Wednesday, July 16, 2014

Old Bintulu airport building of the 1950's and 70's

Old Bintulu airport building in 1955
Picture Credit :  Ho Ah Choon, Sarawak in Pictures -1940's -70's, Sarawak Press Bhd, Kuching.
Picture shows passengers alighting from the plane and walking towards the old Bintulu airport building (of the 50's - 60's) which was basically wooden in structure, with grass-surface runway.
 In the 1968, Malaysia-Singapore Airlines introduced the 28-seater plane called Fokker Friendship or in short F 27.  The F27 served well the needs of Bintulu prior to its first economic boom (1979 -83), since traffic was not heavy.  The picture below shows the F27 plane at the tar-sealed tarmac.  However, with the influx of temporary workers, visitors, investors and businessmen etc. coming to town to partake in the  first boom, larger capacity planes were needed to meet the increasing traffic flow in and out of Bintulu.  Thus the F27 was replaced by F50 aircraft in 1981 as it could carry 62 passengers.  Bintulu old airport and building was closed in 2003.
View of Bintulu airport building, circa early 1970's - showing F27 parking at the tarmac.
Note the Fire Brigade or Bomba building at left, Main airport building and tower at center, and extreme right is the departure lounge.
This old Bintulu airport and building was closed in 2003 as it was replaced by a new airport and buildings some 23 km south of Bintulu town.

Sunday, July 13, 2014

Tanjung Batu Beach in the 60's - 70's

The peaceful, undisturbed and long sandy beaches at Tanjung Batu, Bintulu.

####################

▶ _Set tasks_:
• 1. Answer these from the Bintulu blog text:
(a) What was the old Bintulu airport building of the 1950s and 1960s basically built of?
(b) How many passengers could the F50 aircraft carry?
(c) About how far from Bintulu town is the new airport that replaced the old one?
• 2. In the first block of rows, copy every line without changes, starting at the line containing "clock-icon: 🕐 xyxy=(20,8,34,21)" and ending at the line containing "cart-button[interactable]: 🛒 1".

####################

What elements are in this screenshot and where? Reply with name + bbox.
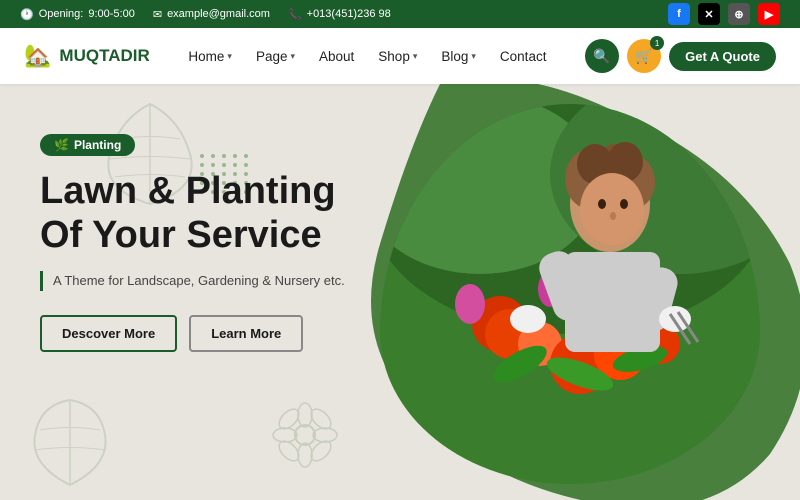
clock-icon: 🕐 xyxy=(20,8,34,21)
email-text: example@gmail.com xyxy=(167,8,270,20)
hero-title-line2: Of Your Service xyxy=(40,214,322,256)
chevron-down-icon: ▾ xyxy=(227,51,232,62)
leaf-bottom-left-decoration xyxy=(20,395,120,495)
social-links: f ✕ ⊕ ▶ xyxy=(668,3,780,25)
opening-label: Opening: xyxy=(39,8,84,20)
cart-badge: 1 xyxy=(650,36,664,50)
phone-icon: 📞 xyxy=(288,8,302,21)
chevron-down-icon: ▾ xyxy=(290,51,295,62)
nav-links: Home ▾ Page ▾ About Shop ▾ Blog ▾ Contac… xyxy=(178,43,556,70)
learn-more-button[interactable]: Learn More xyxy=(189,315,303,352)
top-bar: 🕐 Opening: 9:00-5:00 ✉ example@gmail.com… xyxy=(0,0,800,28)
discover-more-button[interactable]: Descover More xyxy=(40,315,177,352)
nav-about[interactable]: About xyxy=(309,43,364,70)
hero-buttons: Descover More Learn More xyxy=(40,315,345,352)
nav-page[interactable]: Page ▾ xyxy=(246,43,305,70)
cart-button[interactable]: 🛒 1 xyxy=(627,39,661,73)
envelope-icon: ✉ xyxy=(153,8,162,21)
logo[interactable]: 🏡 MUQTADIR xyxy=(24,43,150,69)
twitter-x-icon[interactable]: ✕ xyxy=(698,3,720,25)
search-button[interactable]: 🔍 xyxy=(585,39,619,73)
hero-title-line1: Lawn & Planting xyxy=(40,170,336,212)
hero-title: Lawn & Planting Of Your Service xyxy=(40,170,345,257)
chevron-down-icon: ▾ xyxy=(471,51,476,62)
globe-icon[interactable]: ⊕ xyxy=(728,3,750,25)
nav-home[interactable]: Home ▾ xyxy=(178,43,242,70)
nav-shop[interactable]: Shop ▾ xyxy=(368,43,427,70)
opening-hours: 9:00-5:00 xyxy=(88,8,134,20)
get-quote-button[interactable]: Get A Quote xyxy=(669,42,776,71)
youtube-icon[interactable]: ▶ xyxy=(758,3,780,25)
nav-actions: 🔍 🛒 1 Get A Quote xyxy=(585,39,776,73)
opening-hours-item: 🕐 Opening: 9:00-5:00 xyxy=(20,8,135,21)
logo-text: MUQTADIR xyxy=(59,46,149,66)
email-item: ✉ example@gmail.com xyxy=(153,8,270,21)
badge-text: Planting xyxy=(74,138,121,152)
hero-section: 🌿 Planting Lawn & Planting Of Your Servi… xyxy=(0,84,800,500)
navbar: 🏡 MUQTADIR Home ▾ Page ▾ About Shop ▾ Bl… xyxy=(0,28,800,84)
hero-subtitle: A Theme for Landscape, Gardening & Nurse… xyxy=(40,271,345,291)
phone-item: 📞 +013(451)236 98 xyxy=(288,8,391,21)
phone-text: +013(451)236 98 xyxy=(307,8,391,20)
hero-image xyxy=(380,104,760,484)
leaf-badge-icon: 🌿 xyxy=(54,138,69,152)
nav-blog[interactable]: Blog ▾ xyxy=(431,43,486,70)
chevron-down-icon: ▾ xyxy=(413,51,418,62)
logo-icon: 🏡 xyxy=(24,43,51,69)
hero-content: 🌿 Planting Lawn & Planting Of Your Servi… xyxy=(40,134,345,352)
flower-decoration xyxy=(270,400,340,470)
badge: 🌿 Planting xyxy=(40,134,135,156)
nav-contact[interactable]: Contact xyxy=(490,43,557,70)
top-bar-left: 🕐 Opening: 9:00-5:00 ✉ example@gmail.com… xyxy=(20,8,391,21)
facebook-icon[interactable]: f xyxy=(668,3,690,25)
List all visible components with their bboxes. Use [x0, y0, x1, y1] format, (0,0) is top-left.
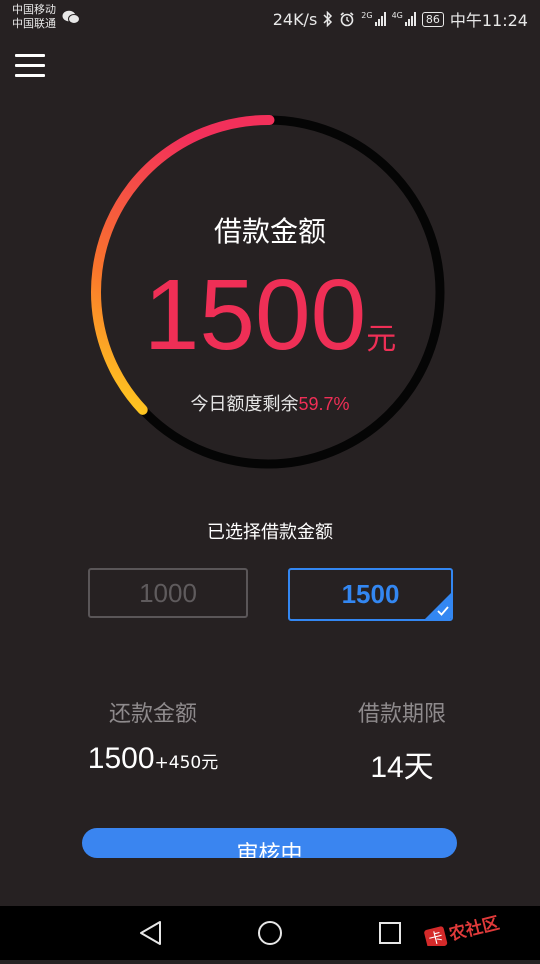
menu-button[interactable]	[15, 54, 45, 78]
repay-fee: +450元	[154, 753, 219, 773]
signal-1-icon: 2G	[361, 12, 386, 26]
battery-indicator: 86	[421, 11, 444, 27]
recents-square-icon	[379, 922, 401, 944]
home-circle-icon	[258, 921, 282, 945]
loan-term-label: 借款期限	[357, 702, 446, 727]
carrier-2: 中国联通	[12, 17, 56, 30]
loan-amount-display: 1500元	[0, 262, 540, 368]
loan-term-value: 14天	[370, 751, 434, 784]
nav-back-button[interactable]	[120, 906, 180, 960]
carrier-labels: 中国移动 中国联通	[12, 3, 56, 31]
loan-amount-title: 借款金额	[213, 215, 326, 248]
bluetooth-icon	[323, 11, 333, 27]
kanong-watermark-logo: 卡 农社区	[424, 912, 502, 946]
status-bar: 中国移动 中国联通 24K/s 2G 4G 86 中午11:24	[0, 0, 540, 36]
alarm-icon	[340, 12, 354, 27]
wechat-icon	[62, 10, 80, 24]
review-status-label: 审核中	[236, 842, 303, 858]
repay-principal: 1500	[87, 742, 155, 775]
repay-amount-value: 1500+450元	[43, 742, 263, 776]
remaining-quota-label: 今日额度剩余	[190, 394, 299, 415]
nav-recents-button[interactable]	[360, 906, 420, 960]
loan-amount-unit: 元	[366, 322, 397, 357]
nav-home-button[interactable]	[240, 906, 300, 960]
amount-option-1000[interactable]: 1000	[88, 568, 248, 618]
repay-amount-label: 还款金额	[108, 702, 197, 727]
signal-2-icon: 4G	[392, 12, 416, 26]
clock: 中午11:24	[449, 11, 528, 30]
review-status-button[interactable]: 审核中	[82, 828, 457, 858]
amount-option-1500[interactable]: 1500	[288, 568, 453, 621]
remaining-quota-percent: 59.7%	[298, 394, 350, 414]
loan-amount-value: 1500	[143, 259, 367, 371]
remaining-quota-text: 今日额度剩余59.7%	[0, 390, 540, 416]
selected-amount-label: 已选择借款金额	[207, 522, 333, 543]
carrier-1: 中国移动	[12, 3, 56, 16]
amount-option-label: 1000	[139, 577, 197, 608]
svg-text:农社区: 农社区	[446, 912, 502, 945]
amount-option-label: 1500	[341, 579, 400, 609]
back-triangle-icon	[140, 921, 161, 945]
selected-check-icon	[425, 593, 451, 619]
network-speed: 24K/s	[272, 9, 318, 29]
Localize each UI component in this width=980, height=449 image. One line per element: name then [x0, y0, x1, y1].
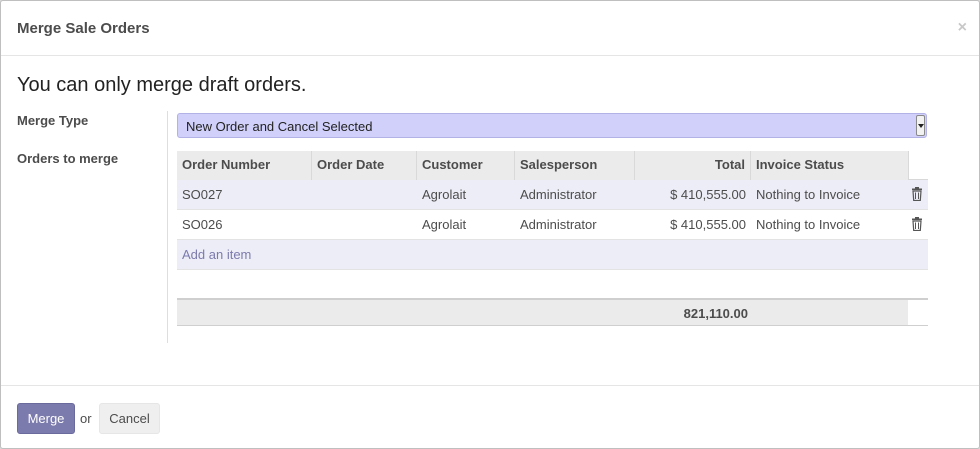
column-header-invoice-status[interactable]: Invoice Status [751, 151, 909, 180]
column-header-order-date[interactable]: Order Date [312, 151, 417, 180]
table-sum-row: 821,110.00 [177, 298, 928, 326]
column-header-order-number[interactable]: Order Number [177, 151, 312, 180]
cell-order-number: SO027 [182, 187, 223, 202]
table-header: Order Number Order Date Customer Salespe… [177, 151, 928, 180]
trash-icon[interactable] [911, 187, 923, 201]
or-text: or [80, 411, 92, 426]
cell-customer: Agrolait [422, 217, 467, 232]
cell-invoice-status: Nothing to Invoice [756, 217, 861, 232]
sum-total: 821,110.00 [683, 306, 748, 321]
cell-invoice-status: Nothing to Invoice [756, 187, 861, 202]
chevron-down-icon[interactable] [916, 115, 925, 136]
add-item-link[interactable]: Add an item [182, 247, 251, 262]
cancel-button[interactable]: Cancel [99, 403, 160, 434]
cell-salesperson: Administrator [520, 187, 597, 202]
dialog-footer: Merge or Cancel [1, 385, 979, 449]
merge-type-selected-value: New Order and Cancel Selected [186, 119, 373, 134]
dialog-header: Merge Sale Orders × [1, 1, 979, 56]
dialog-title: Merge Sale Orders [17, 20, 150, 37]
cell-salesperson: Administrator [520, 217, 597, 232]
form-divider [167, 111, 168, 343]
orders-table: Order Number Order Date Customer Salespe… [177, 151, 928, 270]
cell-total: $ 410,555.00 [670, 217, 746, 232]
sum-row-background [177, 300, 908, 325]
column-header-salesperson[interactable]: Salesperson [515, 151, 635, 180]
add-item-row: Add an item [177, 240, 928, 270]
column-header-customer[interactable]: Customer [417, 151, 515, 180]
merge-type-select[interactable]: New Order and Cancel Selected [177, 113, 927, 138]
draft-only-notice: You can only merge draft orders. [17, 74, 307, 96]
column-header-total[interactable]: Total [635, 151, 751, 180]
trash-icon[interactable] [911, 217, 923, 231]
merge-button[interactable]: Merge [17, 403, 75, 434]
cell-customer: Agrolait [422, 187, 467, 202]
cell-total: $ 410,555.00 [670, 187, 746, 202]
orders-to-merge-label: Orders to merge [17, 151, 119, 166]
cell-order-number: SO026 [182, 217, 223, 232]
table-row[interactable]: SO027 Agrolait Administrator $ 410,555.0… [177, 180, 928, 210]
close-icon[interactable]: × [958, 19, 967, 37]
merge-sale-orders-dialog: Merge Sale Orders × You can only merge d… [0, 0, 980, 449]
table-row[interactable]: SO026 Agrolait Administrator $ 410,555.0… [177, 210, 928, 240]
merge-type-label: Merge Type [17, 113, 89, 128]
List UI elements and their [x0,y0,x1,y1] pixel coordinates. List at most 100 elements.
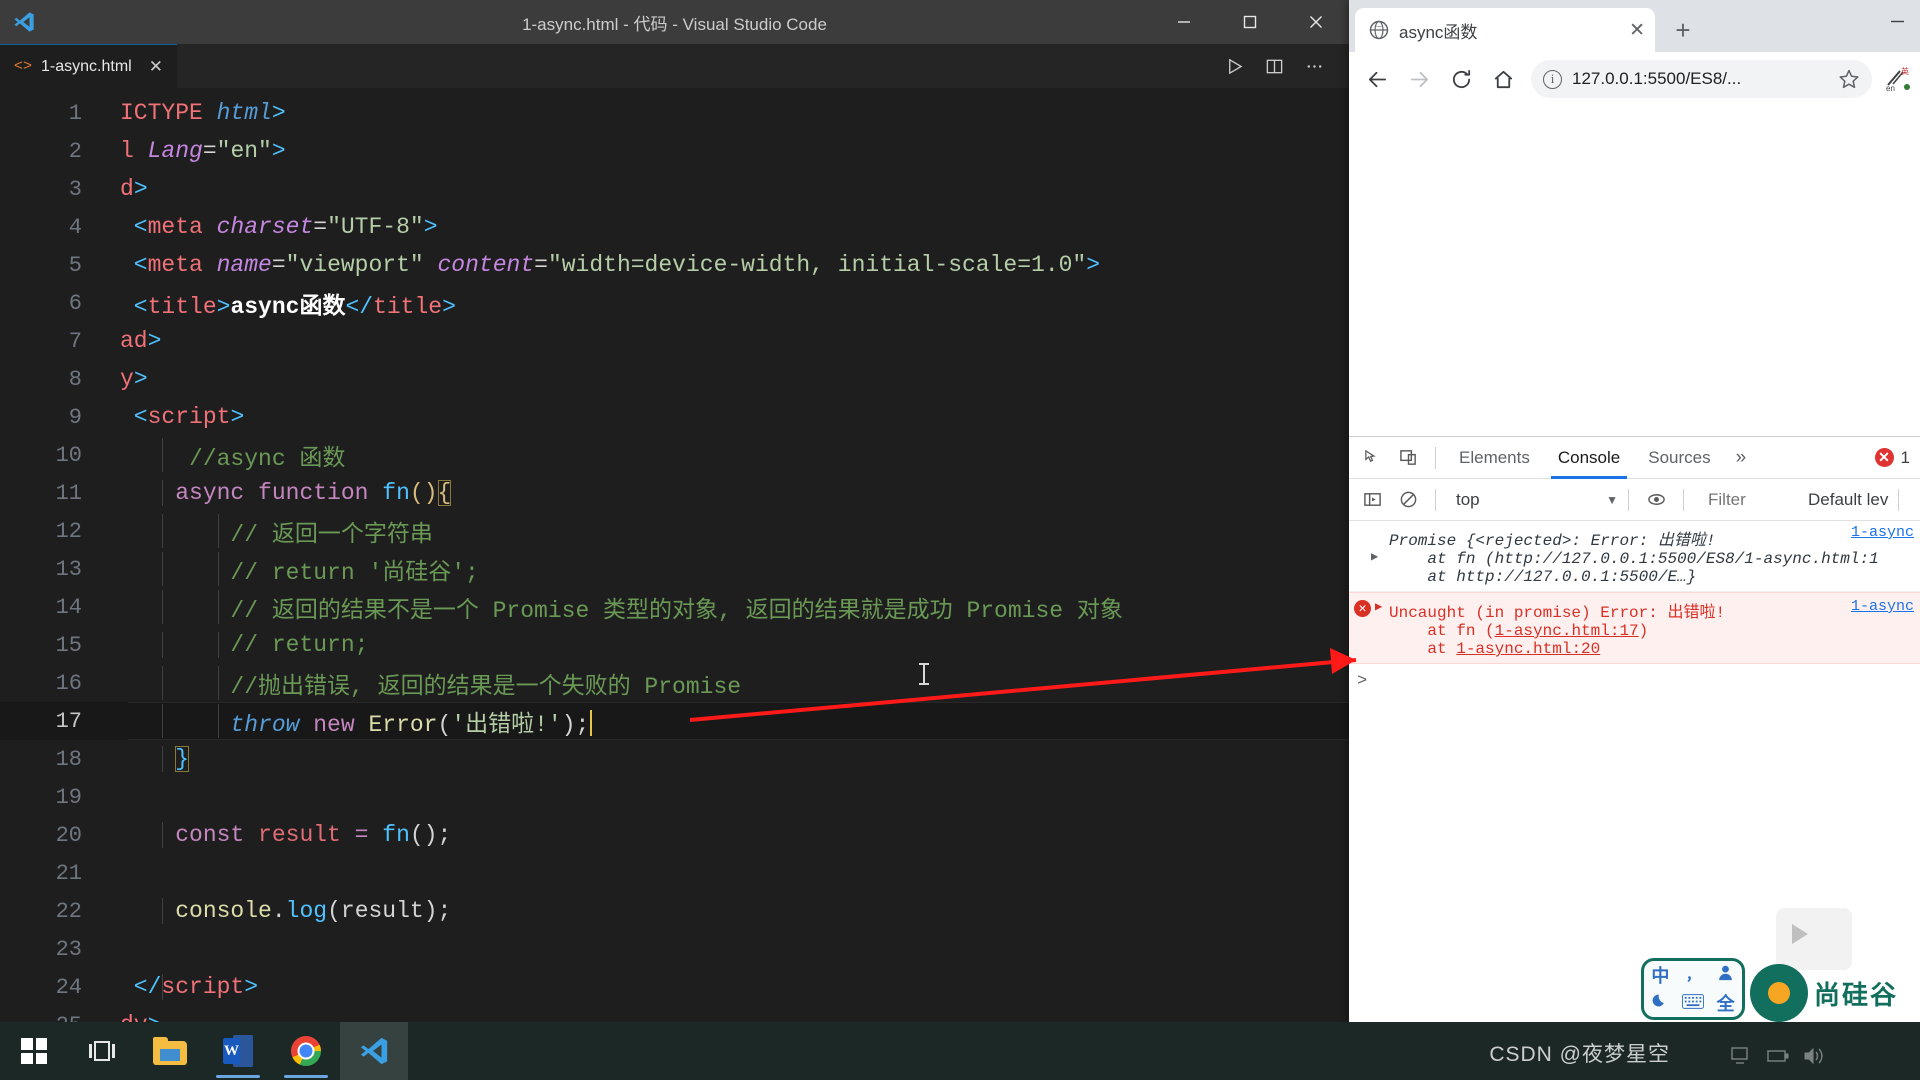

####################

▶ _Outputs by task_:
• 1.
(a) Wood.
(b) 62 passengers.
(c) About 23 km south of the town.

• 2.
clock-icon: 🕐 xyxy=(20,8,34,21)
email-text: example@gmail.com xyxy=(167,8,270,20)
hero-title-line2: Of Your Service xyxy=(40,214,322,256)
chevron-down-icon: ▾ xyxy=(227,51,232,62)
leaf-bottom-left-decoration xyxy=(20,395,120,495)
social-links: f ✕ ⊕ ▶ xyxy=(668,3,780,25)
opening-label: Opening: xyxy=(39,8,84,20)
cart-badge: 1 xyxy=(650,36,664,50)
phone-icon: 📞 xyxy=(288,8,302,21)
chevron-down-icon: ▾ xyxy=(290,51,295,62)
nav-links: Home ▾ Page ▾ About Shop ▾ Blog ▾ Contac… xyxy=(178,43,556,70)
learn-more-button[interactable]: Learn More xyxy=(189,315,303,352)
top-bar: 🕐 Opening: 9:00-5:00 ✉ example@gmail.com… xyxy=(0,0,800,28)
discover-more-button[interactable]: Descover More xyxy=(40,315,177,352)
nav-about[interactable]: About xyxy=(309,43,364,70)
hero-buttons: Descover More Learn More xyxy=(40,315,345,352)
nav-page[interactable]: Page ▾ xyxy=(246,43,305,70)
cart-button[interactable]: 🛒 1 xyxy=(627,39,661,73)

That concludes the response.